Korsakow Build Our Own FAQ

Have added a new menu to the blog (Korsakow) with lots under it. Including a form page where you can ask for tech help around Korsakow. What is asked there will be posted to the blog (once I have some I’ll add a menu), and if you answer them satisfactorily you will receive ‘payment’ of one mark. The mark is simply added to whatever total you get for the rest of your work in the subject.

Constraint 05

Relations. A film image by itself says a lot, but in many other ways it is quite mute. That Vine clip of a coffee cup, playing as it does with the autofocus and autoexposure of the iPhone’s camera, shows a particular cup and saucer and spoon with particular qualities. It is all description (notice the texture, hue, and light on the surface of the saucer, it’s tone, shape and the shadow). But it doesn’t ‘say’ much – it isn’t really yet narrating anything, it’s simply a coffee cup, saucer, and spoon. Add a title, and make that a part of the work (in this case “glow to orange”) and things change a bit. Now the title orientates the short clip with a little bit of direction and focus, it seems to be about simply the arrival of this particular orange, its intensity and appearing is perhaps more important than what it is, suggesting a certain sort of abstract relation to the thing, and the film. Perhaps it’s more poem than story?

Dataset records:

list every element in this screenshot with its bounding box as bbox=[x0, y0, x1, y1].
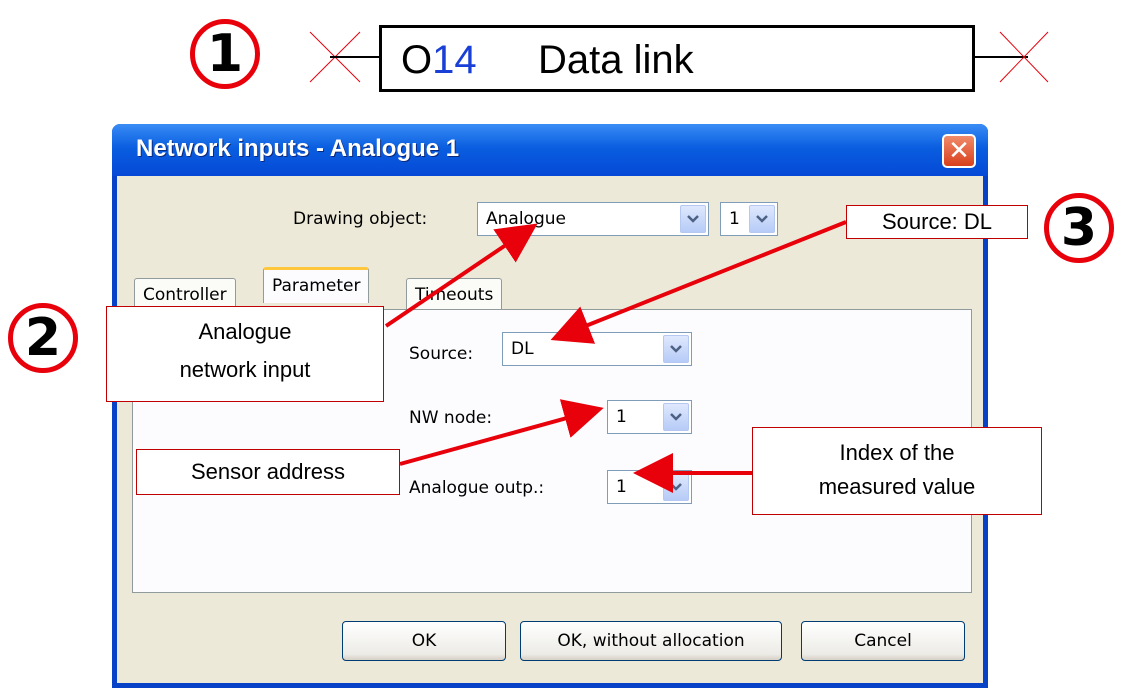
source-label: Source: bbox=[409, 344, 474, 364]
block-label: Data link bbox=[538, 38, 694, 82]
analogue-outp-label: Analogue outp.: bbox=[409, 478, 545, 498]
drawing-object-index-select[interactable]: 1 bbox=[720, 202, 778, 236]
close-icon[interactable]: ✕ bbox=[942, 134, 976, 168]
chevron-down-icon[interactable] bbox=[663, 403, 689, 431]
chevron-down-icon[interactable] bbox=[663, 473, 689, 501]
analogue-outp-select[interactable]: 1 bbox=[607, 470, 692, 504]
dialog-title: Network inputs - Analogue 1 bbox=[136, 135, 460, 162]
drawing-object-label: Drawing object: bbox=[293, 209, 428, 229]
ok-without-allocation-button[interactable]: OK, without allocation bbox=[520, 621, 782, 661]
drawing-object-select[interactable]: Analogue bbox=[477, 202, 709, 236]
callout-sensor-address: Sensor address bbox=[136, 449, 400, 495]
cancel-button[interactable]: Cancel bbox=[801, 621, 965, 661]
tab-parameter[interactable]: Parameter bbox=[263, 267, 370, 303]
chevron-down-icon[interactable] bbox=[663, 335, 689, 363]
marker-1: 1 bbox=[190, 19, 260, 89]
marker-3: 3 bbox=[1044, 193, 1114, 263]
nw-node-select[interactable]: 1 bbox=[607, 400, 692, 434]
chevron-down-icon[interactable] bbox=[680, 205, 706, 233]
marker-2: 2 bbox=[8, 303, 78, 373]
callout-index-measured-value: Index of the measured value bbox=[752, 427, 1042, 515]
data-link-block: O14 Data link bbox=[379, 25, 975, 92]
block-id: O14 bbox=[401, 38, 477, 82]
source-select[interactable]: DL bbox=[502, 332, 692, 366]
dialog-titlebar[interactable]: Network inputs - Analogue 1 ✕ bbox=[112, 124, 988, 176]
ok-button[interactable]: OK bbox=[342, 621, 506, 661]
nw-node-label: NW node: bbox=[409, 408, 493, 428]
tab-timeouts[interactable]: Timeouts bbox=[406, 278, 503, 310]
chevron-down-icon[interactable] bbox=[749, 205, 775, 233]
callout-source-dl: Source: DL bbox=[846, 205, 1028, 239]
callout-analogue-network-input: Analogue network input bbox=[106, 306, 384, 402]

** Directive 1 **
In the Korsakow post, what is the payment for satisfactorily answering a tech-help question posted from the form page?
** Directive 2 **
Reproduce the Korsakow post verbatim, everything from "Have added a" down to "in the subject.".

** Written solution 1 **
One mark, added to the total for the rest of the subject's work.

** Written solution 2 **
Have added a new menu to the blog (Korsakow) with lots under it. Including a form page where you can ask for tech help around Korsakow. What is asked there will be posted to the blog (once I have some I’ll add a menu), and if you answer them satisfactorily you will receive ‘payment’ of one mark. The mark is simply added to whatever total you get for the rest of your work in the subject.